• **DESCRIPTION OF THE TASK**: In the records below, find each line with the word "Upload" and copy it.

• **MATERIALS PROVIDED**:
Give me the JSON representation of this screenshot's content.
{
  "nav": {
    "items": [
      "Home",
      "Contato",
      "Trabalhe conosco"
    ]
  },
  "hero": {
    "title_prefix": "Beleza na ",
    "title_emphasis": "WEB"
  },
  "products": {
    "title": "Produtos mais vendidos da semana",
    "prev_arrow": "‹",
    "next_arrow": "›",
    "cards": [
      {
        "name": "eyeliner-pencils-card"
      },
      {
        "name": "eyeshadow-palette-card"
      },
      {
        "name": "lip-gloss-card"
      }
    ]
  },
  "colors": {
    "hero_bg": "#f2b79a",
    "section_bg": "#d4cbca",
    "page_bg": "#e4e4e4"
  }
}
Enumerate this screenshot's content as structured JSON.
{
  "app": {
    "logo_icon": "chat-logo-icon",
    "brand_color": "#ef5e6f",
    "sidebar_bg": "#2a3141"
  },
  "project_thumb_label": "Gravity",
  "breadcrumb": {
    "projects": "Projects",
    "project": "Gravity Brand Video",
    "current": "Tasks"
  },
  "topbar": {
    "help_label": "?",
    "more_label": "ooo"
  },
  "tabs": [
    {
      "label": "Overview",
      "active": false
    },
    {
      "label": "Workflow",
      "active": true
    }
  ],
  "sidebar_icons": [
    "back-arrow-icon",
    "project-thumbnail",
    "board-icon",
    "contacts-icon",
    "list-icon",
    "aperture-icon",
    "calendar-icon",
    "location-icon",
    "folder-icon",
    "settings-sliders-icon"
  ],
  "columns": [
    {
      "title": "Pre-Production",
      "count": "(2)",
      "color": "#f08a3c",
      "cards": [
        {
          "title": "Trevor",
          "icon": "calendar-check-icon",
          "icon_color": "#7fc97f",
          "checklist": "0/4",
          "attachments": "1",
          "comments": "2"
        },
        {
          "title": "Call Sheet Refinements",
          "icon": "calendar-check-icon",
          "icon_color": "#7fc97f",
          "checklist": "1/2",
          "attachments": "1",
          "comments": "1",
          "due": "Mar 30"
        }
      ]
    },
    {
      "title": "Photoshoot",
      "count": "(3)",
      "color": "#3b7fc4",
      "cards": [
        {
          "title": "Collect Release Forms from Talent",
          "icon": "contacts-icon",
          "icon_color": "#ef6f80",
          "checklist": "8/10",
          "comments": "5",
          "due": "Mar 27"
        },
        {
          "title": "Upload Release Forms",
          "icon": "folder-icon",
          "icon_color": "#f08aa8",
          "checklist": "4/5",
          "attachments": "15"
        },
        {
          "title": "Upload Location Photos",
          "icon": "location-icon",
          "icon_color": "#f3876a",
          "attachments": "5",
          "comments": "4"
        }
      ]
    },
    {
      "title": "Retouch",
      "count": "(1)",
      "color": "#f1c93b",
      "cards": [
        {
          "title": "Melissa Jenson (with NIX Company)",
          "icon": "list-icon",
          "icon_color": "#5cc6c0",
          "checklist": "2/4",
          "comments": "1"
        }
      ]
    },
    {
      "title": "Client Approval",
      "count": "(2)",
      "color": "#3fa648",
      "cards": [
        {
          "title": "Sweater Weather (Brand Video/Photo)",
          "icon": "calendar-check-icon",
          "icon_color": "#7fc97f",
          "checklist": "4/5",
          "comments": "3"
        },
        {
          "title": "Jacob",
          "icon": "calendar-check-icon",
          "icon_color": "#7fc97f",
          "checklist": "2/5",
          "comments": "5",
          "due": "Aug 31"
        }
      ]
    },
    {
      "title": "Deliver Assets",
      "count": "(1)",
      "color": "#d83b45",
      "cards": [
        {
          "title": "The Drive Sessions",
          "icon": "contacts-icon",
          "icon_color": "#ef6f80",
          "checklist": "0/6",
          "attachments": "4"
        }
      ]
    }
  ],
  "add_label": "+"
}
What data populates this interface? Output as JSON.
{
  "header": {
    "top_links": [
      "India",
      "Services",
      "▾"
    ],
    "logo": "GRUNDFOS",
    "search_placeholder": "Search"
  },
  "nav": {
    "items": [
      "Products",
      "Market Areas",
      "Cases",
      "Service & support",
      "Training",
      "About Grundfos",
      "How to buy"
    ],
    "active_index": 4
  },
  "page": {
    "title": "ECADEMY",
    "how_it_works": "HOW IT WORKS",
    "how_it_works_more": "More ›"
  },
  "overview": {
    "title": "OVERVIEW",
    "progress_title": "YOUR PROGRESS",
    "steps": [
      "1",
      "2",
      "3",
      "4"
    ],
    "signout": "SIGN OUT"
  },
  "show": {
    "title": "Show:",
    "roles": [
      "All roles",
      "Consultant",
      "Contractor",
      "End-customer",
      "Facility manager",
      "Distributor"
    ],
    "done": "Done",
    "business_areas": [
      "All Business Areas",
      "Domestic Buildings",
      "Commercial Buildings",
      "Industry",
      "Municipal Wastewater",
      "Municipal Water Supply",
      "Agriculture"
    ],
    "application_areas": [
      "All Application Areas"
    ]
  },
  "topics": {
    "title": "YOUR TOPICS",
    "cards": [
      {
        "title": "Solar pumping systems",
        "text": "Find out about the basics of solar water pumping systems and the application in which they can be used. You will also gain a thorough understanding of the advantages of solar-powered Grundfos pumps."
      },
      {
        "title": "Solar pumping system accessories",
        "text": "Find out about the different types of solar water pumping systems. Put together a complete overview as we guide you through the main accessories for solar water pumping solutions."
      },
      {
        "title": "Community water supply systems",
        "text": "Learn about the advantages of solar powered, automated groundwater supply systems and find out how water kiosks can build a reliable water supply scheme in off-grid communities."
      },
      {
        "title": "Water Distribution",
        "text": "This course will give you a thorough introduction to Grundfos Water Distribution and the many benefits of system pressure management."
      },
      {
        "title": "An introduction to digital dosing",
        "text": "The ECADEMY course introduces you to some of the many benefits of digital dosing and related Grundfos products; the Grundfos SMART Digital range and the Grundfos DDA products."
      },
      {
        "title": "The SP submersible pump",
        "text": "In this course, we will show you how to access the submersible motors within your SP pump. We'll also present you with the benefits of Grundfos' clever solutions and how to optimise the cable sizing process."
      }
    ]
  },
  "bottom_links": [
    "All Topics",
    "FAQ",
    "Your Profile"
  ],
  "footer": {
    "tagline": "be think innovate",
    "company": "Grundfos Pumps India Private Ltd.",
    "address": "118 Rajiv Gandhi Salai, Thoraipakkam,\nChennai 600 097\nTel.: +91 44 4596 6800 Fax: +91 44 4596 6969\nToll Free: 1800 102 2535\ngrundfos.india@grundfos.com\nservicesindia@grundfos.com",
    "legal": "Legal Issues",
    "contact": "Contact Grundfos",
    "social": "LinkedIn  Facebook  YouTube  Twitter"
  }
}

• **EXERCISE ANSWER**:
          "title": "Upload Release Forms",
          "title": "Upload Location Photos",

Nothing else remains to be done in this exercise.